• WHAT YOU WILL DO
Copy out each line containing "PRODUCTION" from the entries below.

• PROVIDED ENTRIES
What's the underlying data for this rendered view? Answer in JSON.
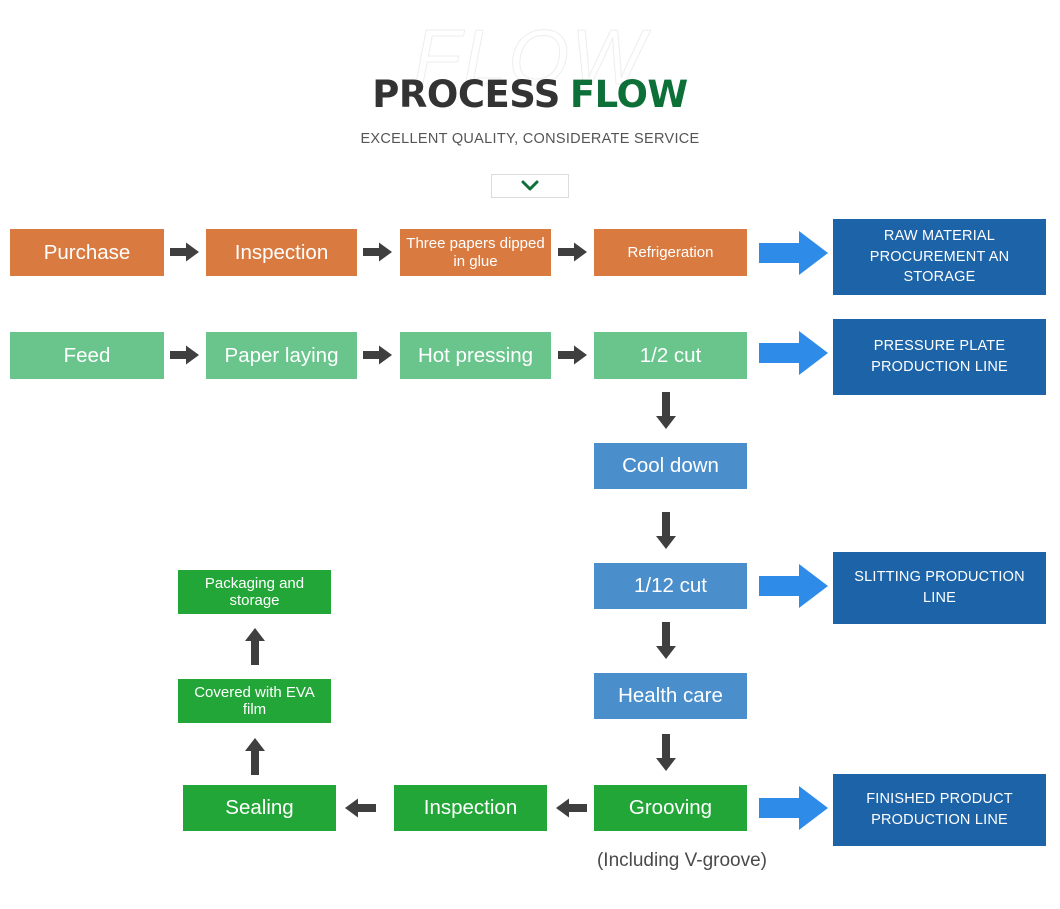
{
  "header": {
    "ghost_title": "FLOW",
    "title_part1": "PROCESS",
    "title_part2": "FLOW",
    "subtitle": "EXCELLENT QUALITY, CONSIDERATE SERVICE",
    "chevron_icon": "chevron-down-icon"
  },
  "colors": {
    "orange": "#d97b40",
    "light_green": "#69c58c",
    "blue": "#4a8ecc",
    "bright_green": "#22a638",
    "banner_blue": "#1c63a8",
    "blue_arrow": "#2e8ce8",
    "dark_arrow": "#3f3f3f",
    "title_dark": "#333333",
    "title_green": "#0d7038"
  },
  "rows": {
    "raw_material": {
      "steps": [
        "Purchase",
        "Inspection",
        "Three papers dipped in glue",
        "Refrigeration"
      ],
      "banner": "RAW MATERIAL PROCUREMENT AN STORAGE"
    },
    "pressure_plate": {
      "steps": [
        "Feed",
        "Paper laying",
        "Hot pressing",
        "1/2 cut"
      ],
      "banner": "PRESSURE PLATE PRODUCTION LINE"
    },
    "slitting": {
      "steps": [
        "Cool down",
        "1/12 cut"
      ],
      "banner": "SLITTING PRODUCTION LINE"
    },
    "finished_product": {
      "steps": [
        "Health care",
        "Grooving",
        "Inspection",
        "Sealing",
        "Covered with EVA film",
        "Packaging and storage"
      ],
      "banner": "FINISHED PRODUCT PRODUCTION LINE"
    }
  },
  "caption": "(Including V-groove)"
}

• SOLUTION FOR THIS PROBLEM
      "banner": "PRESSURE PLATE PRODUCTION LINE"
      "banner": "SLITTING PRODUCTION LINE"
      "banner": "FINISHED PRODUCT PRODUCTION LINE"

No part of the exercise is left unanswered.